Source passage ::
- - -

Now, do I think all sorts of people with all sorts of backgrounds with all sorts of labels, will be – yes, I think heaven’s full of surprises.  And I think Jesus brought this up again and again and again.  He told all sorts of stories about how all the people who were supposed to be in might be out and the people who are out might be in. This was central to his teaching. Like, ah-ah-ah, be careful. God’s middle name is surprise. That’s not actually a verse [laughter], but I like it.

This belief of yours, that good people — define what gets you in.

I begin with this. I begin with the reality of heaven and hell right now: greed, injustice, rape, abuse. We see hell on earth all around us, all the time. So I begin with these realities here and now. And we actually see lots of people choosing hell. We see oppression, we see tyranny, we see dictators using their power to eliminate the opposition, literally, with bullets and guns and fire. So, we see hells on earth right now. There are those [hells] we create on our own, and there are those that are somebody else’s spilled onto us.

So, if I’m an atheist who gives to the poor, helps little ladies across the street, spends all my free time in charitable works. Am I going to heaven?

Well, the essence of grace is Jesus saying, “Left to your own, we are all in deep trouble. We have made a mess of this place. We are all sinners. No one has clean hands.” So, the essence of his gospel was, Trust me, I’ll take care of it. Just trust me.

Now, how exactly does that work out? Because he [Jesus] is unbelievably exclusive. He says these things like, “I’m the way and the truth and the life, and no one comes to the Father but through me.” He says things like, “If you’ve seen me, you’ve seen God.” He’s very exclusive. He’s also fantastically inclusive; he says things like, “I have other sheep.” He says “there will be a renewal of all things — I’ll be lifted up and draw all people to myself.” So he’s like in-ex-clusive. That’s a word I just made up. [Laughter]

So I think what happens, especially for followers of Jesus, is that they like his exclusive claims, that are often at the expense of the other things that he says, which are “Be careful, because I’m doing something for everybody.” And how exactly that pans out? That’s God’s job.

Right. So, this sort-of universalism that you’re preaching, that’s exclusive and inclusive, has offended some people who call themselves more orthodox than you. But I’ll tell you something: my mainline Protestant friends have a big conflict with the word “orthodox,” and certain people claiming to be orthodox. But there is something in here that offends me. And it’s not the universalist part. But it’s what you just said: that Jesus is the mechanism through which we all will get there.

Yeah, I understand.

So, I’m Jewish. Many of my relatives died in Europe for being Jewish. They would be appalled to think that their salvation was dependent on Jesus, because they died for being Jewish. So are you sure that Jesus is the mechanism?

- - -

Dataset entries ::

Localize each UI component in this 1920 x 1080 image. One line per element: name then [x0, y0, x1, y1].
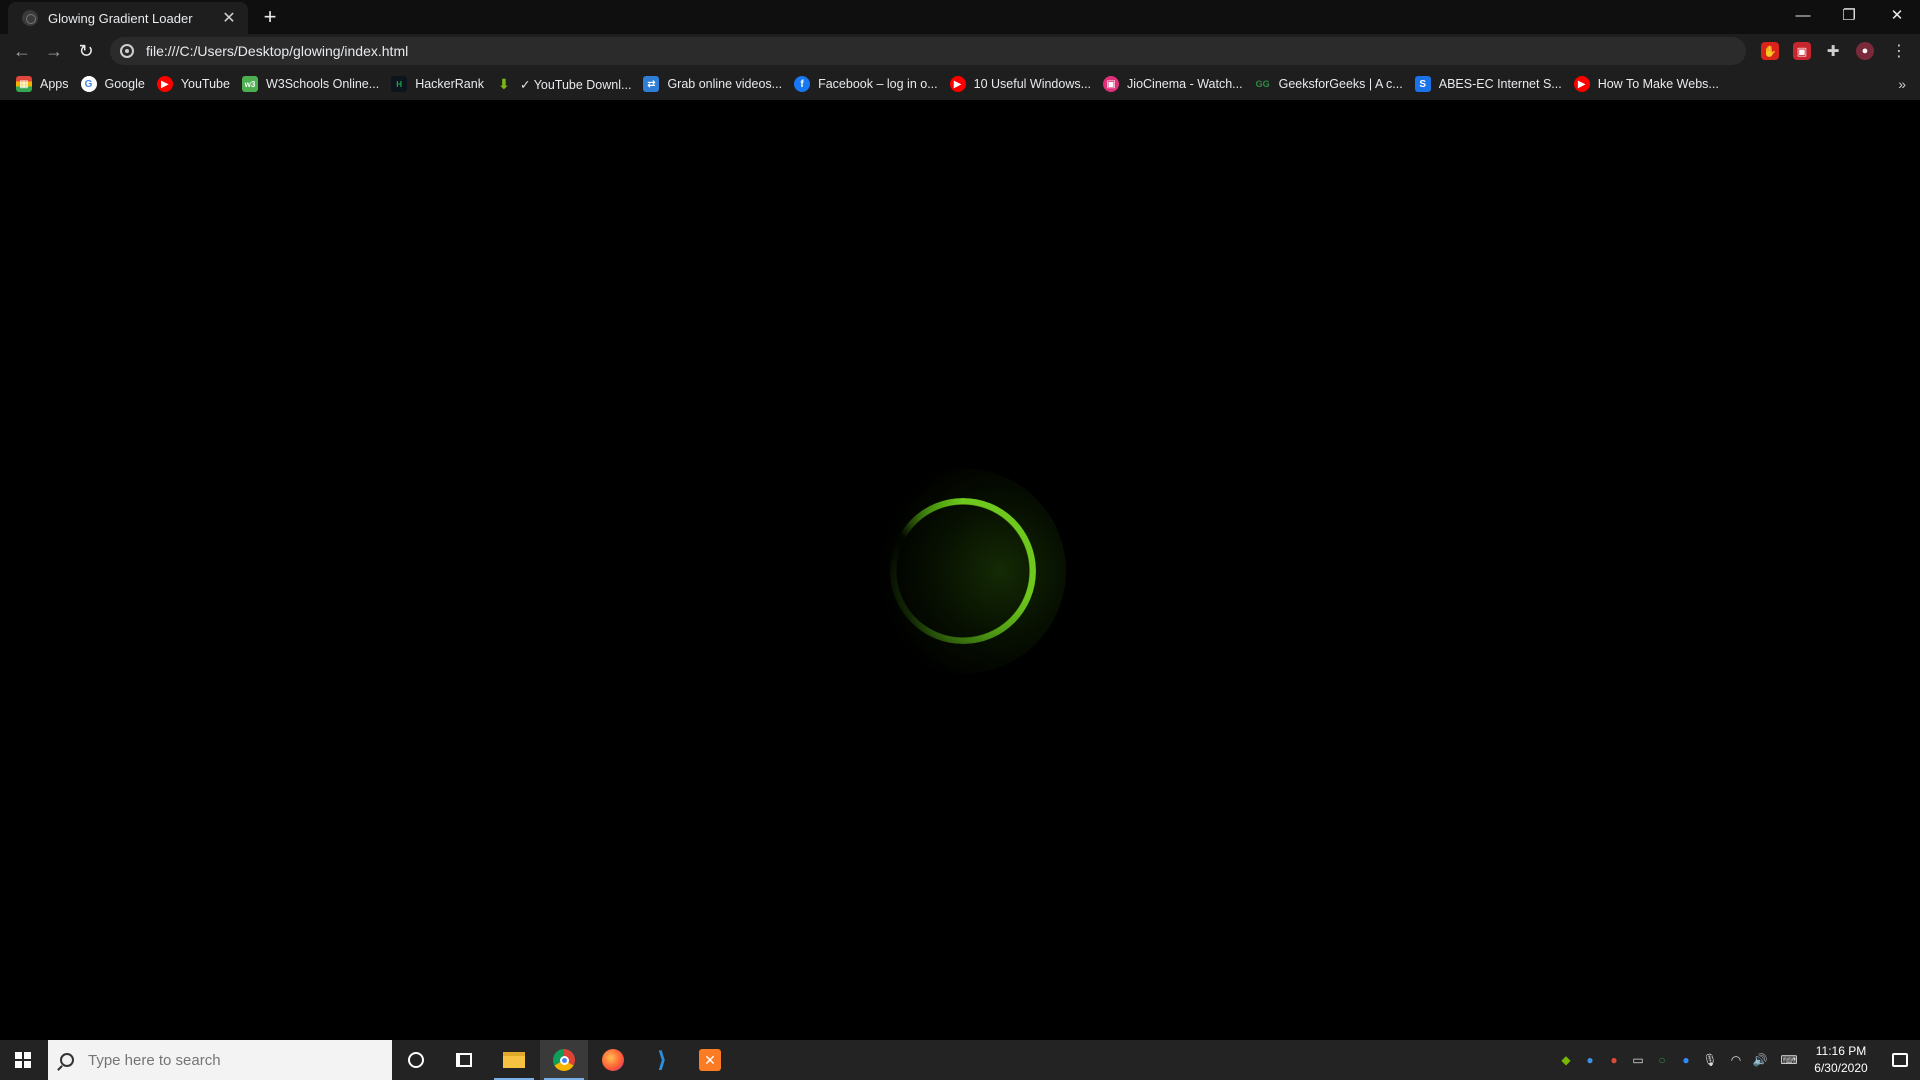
- shield-extension-icon[interactable]: ▣: [1793, 42, 1811, 60]
- geeksforgeeks-icon: GG: [1255, 79, 1270, 89]
- apps-grid-icon: ▦: [16, 76, 32, 92]
- xampp-button[interactable]: ✕: [686, 1040, 734, 1080]
- facebook-icon: f: [794, 76, 811, 92]
- taskbar-search-input[interactable]: [88, 1051, 368, 1069]
- youtube-icon: ▶: [156, 76, 173, 92]
- close-window-button[interactable]: ✕: [1874, 0, 1920, 30]
- steam-tray-icon[interactable]: ●: [1582, 1052, 1598, 1068]
- tab-close-icon[interactable]: ✕: [220, 9, 238, 27]
- url-input[interactable]: [146, 43, 1646, 59]
- bookmark-google[interactable]: G Google: [77, 71, 153, 97]
- clock-time: 11:16 PM: [1815, 1044, 1867, 1058]
- bookmarks-bar: ▦ Apps G Google ▶ YouTube w3 W3Schools Onlin…: [0, 68, 1920, 100]
- task-view-button[interactable]: [440, 1040, 488, 1080]
- back-button[interactable]: ←: [8, 37, 36, 65]
- notification-icon: [1892, 1053, 1908, 1067]
- restore-button[interactable]: ❐: [1826, 0, 1872, 30]
- profile-avatar[interactable]: ●: [1856, 42, 1874, 60]
- bookmark-hackerrank[interactable]: H HackerRank: [387, 71, 492, 97]
- bookmark-jiocinema[interactable]: ▣ JioCinema - Watch...: [1099, 71, 1251, 97]
- grab-video-icon: ⇄: [643, 76, 660, 92]
- bookmark-youtube[interactable]: ▶ YouTube: [153, 71, 238, 97]
- vscode-icon: ⟩: [656, 1047, 668, 1072]
- taskbar-search[interactable]: [48, 1040, 392, 1080]
- loader-ring: [890, 498, 1036, 644]
- bookmark-youtube-downloader[interactable]: ⬇ ✓ YouTube Downl...: [492, 71, 639, 97]
- minimize-button[interactable]: —: [1780, 0, 1826, 30]
- start-button[interactable]: [0, 1040, 46, 1080]
- folder-icon: [503, 1052, 525, 1068]
- address-bar[interactable]: [110, 37, 1746, 65]
- bookmark-abes-internet[interactable]: S ABES-EC Internet S...: [1411, 71, 1570, 97]
- volume-icon[interactable]: 🔊: [1752, 1052, 1768, 1068]
- firefox-button[interactable]: [589, 1040, 637, 1080]
- google-icon: G: [80, 76, 97, 92]
- bookmark-geeksforgeeks[interactable]: GG GeeksforGeeks | A c...: [1251, 71, 1411, 97]
- task-view-icon: [456, 1053, 472, 1067]
- menu-kebab-icon[interactable]: ⋮: [1890, 42, 1908, 60]
- bookmark-apps[interactable]: ▦ Apps: [12, 71, 77, 97]
- adblock-extension-icon[interactable]: ✋: [1761, 42, 1779, 60]
- firefox-icon: [602, 1049, 624, 1071]
- battery-icon[interactable]: ▭: [1630, 1052, 1646, 1068]
- hackerrank-icon: H: [391, 76, 408, 92]
- windows-logo-icon: [15, 1052, 31, 1068]
- clock-date: 6/30/2020: [1814, 1061, 1868, 1075]
- page-viewport: [0, 100, 1920, 1040]
- xampp-icon: ✕: [699, 1049, 721, 1071]
- new-tab-button[interactable]: +: [258, 4, 282, 29]
- clock[interactable]: 11:16 PM 6/30/2020: [1806, 1043, 1876, 1077]
- cortana-button[interactable]: [392, 1040, 440, 1080]
- w3schools-icon: w3: [241, 76, 258, 92]
- vscode-button[interactable]: ⟩: [638, 1040, 686, 1080]
- cortana-circle-icon: [408, 1052, 424, 1068]
- site-info-icon[interactable]: [120, 44, 134, 58]
- bookmarks-overflow-icon[interactable]: »: [1898, 76, 1906, 92]
- chrome-button[interactable]: [540, 1040, 588, 1080]
- browser-toolbar: ← → ↻ ✋ ▣ ✚ ● ⋮: [0, 34, 1920, 68]
- update-tray-icon[interactable]: ○: [1654, 1052, 1670, 1068]
- jiocinema-icon: ▣: [1103, 76, 1120, 92]
- glowing-loader: [860, 468, 1066, 674]
- security-tray-icon[interactable]: ●: [1606, 1052, 1622, 1068]
- youtube-icon: ▶: [949, 76, 966, 92]
- tab-title: Glowing Gradient Loader: [48, 10, 193, 26]
- bookmark-w3schools[interactable]: w3 W3Schools Online...: [238, 71, 387, 97]
- search-icon: [60, 1053, 74, 1067]
- tab-strip: Glowing Gradient Loader ✕ + — ❐ ✕: [0, 0, 1920, 34]
- tab-active[interactable]: Glowing Gradient Loader ✕: [8, 2, 248, 34]
- file-explorer-button[interactable]: [490, 1040, 538, 1080]
- forward-button[interactable]: →: [40, 37, 68, 65]
- windows-taskbar: ⟩ ✕ ◆ ● ● ▭ ○ ● 🎙 ◠ 🔊 ⌨ 11:16 PM 6/30/20…: [0, 1040, 1920, 1080]
- chrome-icon: [553, 1049, 575, 1071]
- microphone-icon[interactable]: 🎙: [1702, 1052, 1718, 1068]
- wifi-icon[interactable]: ◠: [1728, 1052, 1744, 1068]
- nvidia-tray-icon[interactable]: ◆: [1558, 1052, 1574, 1068]
- keyboard-icon[interactable]: ⌨: [1778, 1052, 1800, 1068]
- sify-icon: S: [1414, 76, 1431, 92]
- globe-favicon-icon: [22, 10, 38, 26]
- bookmark-grab-videos[interactable]: ⇄ Grab online videos...: [639, 71, 790, 97]
- bookmark-windows-tips[interactable]: ▶ 10 Useful Windows...: [946, 71, 1099, 97]
- bookmark-facebook[interactable]: f Facebook – log in o...: [790, 71, 946, 97]
- reload-button[interactable]: ↻: [72, 37, 100, 65]
- bookmark-make-website[interactable]: ▶ How To Make Webs...: [1570, 71, 1727, 97]
- zoom-tray-icon[interactable]: ●: [1678, 1052, 1694, 1068]
- download-arrow-icon: ⬇: [498, 75, 510, 92]
- youtube-icon: ▶: [1573, 76, 1590, 92]
- puzzle-extensions-icon[interactable]: ✚: [1824, 42, 1842, 60]
- action-center-button[interactable]: [1880, 1040, 1920, 1080]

- - -

Reproduce word for word the part of the interview about heaven and Jesus starting with "So, if I’m an" and going on through "going to heaven?".

So, if I’m an atheist who gives to the poor, helps little ladies across the street, spends all my free time in charitable works. Am I going to heaven?